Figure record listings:
==========

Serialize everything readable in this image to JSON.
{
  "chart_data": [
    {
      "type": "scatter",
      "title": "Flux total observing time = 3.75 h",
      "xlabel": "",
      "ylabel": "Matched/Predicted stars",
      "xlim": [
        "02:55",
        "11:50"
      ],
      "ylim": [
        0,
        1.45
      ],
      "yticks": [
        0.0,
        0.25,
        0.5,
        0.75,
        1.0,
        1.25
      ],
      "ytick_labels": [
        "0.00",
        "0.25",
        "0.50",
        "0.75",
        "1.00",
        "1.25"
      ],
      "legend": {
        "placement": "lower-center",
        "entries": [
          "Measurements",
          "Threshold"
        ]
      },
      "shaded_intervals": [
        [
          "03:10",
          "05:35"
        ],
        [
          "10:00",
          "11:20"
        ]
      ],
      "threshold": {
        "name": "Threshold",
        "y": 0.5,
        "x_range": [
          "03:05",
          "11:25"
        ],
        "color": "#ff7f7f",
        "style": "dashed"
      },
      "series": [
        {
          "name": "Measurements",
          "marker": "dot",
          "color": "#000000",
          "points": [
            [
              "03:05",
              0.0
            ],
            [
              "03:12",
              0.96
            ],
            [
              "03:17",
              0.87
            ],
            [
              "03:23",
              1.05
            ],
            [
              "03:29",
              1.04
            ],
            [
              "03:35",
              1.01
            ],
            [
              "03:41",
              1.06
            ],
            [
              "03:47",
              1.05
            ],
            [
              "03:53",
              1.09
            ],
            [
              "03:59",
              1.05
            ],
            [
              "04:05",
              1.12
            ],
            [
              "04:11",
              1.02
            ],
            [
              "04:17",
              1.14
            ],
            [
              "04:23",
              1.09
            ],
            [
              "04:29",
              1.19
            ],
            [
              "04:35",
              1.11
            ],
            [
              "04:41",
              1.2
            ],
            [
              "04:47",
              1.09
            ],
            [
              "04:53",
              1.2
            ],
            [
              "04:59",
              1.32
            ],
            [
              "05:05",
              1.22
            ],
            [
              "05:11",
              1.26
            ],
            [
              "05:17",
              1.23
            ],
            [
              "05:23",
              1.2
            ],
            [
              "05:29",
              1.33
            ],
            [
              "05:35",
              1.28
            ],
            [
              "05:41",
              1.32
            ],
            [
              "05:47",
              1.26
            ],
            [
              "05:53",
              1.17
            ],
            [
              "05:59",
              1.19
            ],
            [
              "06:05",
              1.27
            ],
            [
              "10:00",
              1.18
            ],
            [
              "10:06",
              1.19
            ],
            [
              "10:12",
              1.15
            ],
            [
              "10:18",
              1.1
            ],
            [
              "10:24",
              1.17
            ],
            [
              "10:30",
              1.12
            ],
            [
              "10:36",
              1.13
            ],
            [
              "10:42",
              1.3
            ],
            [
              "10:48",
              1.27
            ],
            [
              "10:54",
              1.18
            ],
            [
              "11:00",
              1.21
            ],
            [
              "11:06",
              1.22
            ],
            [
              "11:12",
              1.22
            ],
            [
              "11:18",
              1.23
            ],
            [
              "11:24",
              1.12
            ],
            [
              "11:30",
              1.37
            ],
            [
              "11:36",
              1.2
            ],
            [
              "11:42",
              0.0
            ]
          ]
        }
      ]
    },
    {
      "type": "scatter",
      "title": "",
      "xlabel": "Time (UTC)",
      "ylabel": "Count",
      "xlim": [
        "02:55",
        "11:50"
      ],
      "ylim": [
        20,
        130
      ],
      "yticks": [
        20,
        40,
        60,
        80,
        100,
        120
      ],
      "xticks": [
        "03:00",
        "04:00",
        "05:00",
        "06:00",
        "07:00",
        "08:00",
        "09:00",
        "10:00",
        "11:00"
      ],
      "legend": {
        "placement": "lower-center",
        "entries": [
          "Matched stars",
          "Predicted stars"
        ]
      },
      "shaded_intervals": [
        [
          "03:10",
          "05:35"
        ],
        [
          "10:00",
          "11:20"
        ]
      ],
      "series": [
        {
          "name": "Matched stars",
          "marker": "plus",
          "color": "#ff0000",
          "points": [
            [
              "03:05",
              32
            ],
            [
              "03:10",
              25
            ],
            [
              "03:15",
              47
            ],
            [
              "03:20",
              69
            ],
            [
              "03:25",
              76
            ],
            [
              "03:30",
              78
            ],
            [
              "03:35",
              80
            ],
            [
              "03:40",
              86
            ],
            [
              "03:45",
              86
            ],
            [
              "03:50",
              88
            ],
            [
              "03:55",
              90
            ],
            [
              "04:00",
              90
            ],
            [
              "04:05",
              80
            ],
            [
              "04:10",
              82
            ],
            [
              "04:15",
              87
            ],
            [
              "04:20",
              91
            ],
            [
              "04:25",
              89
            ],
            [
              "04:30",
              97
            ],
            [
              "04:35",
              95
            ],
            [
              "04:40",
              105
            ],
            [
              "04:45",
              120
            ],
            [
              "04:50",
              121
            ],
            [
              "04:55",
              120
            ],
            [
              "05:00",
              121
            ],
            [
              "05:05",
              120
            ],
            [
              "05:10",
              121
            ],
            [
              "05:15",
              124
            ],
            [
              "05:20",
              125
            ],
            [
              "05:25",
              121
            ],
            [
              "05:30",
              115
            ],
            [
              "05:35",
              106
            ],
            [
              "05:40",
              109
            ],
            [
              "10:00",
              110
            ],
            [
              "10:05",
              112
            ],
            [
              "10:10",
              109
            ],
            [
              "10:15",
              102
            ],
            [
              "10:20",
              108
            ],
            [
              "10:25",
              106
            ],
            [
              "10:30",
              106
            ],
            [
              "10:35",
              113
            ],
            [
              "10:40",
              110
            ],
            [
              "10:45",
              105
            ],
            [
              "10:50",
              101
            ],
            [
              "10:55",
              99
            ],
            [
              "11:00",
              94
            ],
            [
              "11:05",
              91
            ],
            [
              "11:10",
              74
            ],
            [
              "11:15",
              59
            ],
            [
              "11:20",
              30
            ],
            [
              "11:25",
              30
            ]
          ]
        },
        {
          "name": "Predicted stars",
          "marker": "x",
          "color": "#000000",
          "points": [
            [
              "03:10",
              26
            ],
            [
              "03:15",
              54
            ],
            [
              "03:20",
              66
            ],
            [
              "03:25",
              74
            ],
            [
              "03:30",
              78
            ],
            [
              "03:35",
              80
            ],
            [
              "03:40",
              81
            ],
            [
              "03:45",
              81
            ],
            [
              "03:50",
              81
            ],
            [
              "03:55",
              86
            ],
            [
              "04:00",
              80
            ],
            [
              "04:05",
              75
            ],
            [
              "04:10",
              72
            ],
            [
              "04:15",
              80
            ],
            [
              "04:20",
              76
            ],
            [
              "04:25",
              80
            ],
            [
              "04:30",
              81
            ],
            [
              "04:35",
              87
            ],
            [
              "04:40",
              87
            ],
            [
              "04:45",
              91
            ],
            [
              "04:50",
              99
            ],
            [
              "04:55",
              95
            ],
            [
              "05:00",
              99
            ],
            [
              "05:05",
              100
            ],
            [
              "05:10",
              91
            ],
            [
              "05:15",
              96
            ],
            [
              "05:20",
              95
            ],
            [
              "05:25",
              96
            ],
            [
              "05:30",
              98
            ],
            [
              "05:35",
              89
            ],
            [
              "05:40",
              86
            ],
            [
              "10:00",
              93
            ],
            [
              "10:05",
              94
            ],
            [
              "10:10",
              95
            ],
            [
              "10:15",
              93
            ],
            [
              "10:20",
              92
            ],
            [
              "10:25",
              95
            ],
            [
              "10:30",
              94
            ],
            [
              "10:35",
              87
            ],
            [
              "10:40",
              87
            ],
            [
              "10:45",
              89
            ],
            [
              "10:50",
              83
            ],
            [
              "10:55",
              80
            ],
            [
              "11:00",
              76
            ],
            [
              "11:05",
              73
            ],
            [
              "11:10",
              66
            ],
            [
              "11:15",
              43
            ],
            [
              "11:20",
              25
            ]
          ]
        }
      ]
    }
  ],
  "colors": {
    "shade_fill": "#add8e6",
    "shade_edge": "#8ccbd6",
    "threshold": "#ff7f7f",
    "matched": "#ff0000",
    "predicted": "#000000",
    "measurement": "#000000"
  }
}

==========

From the entries above, copy out every line where the string "title" appears.

THE RESPONSE
      "title": "Flux total observing time = 3.75 h",
      "title": "",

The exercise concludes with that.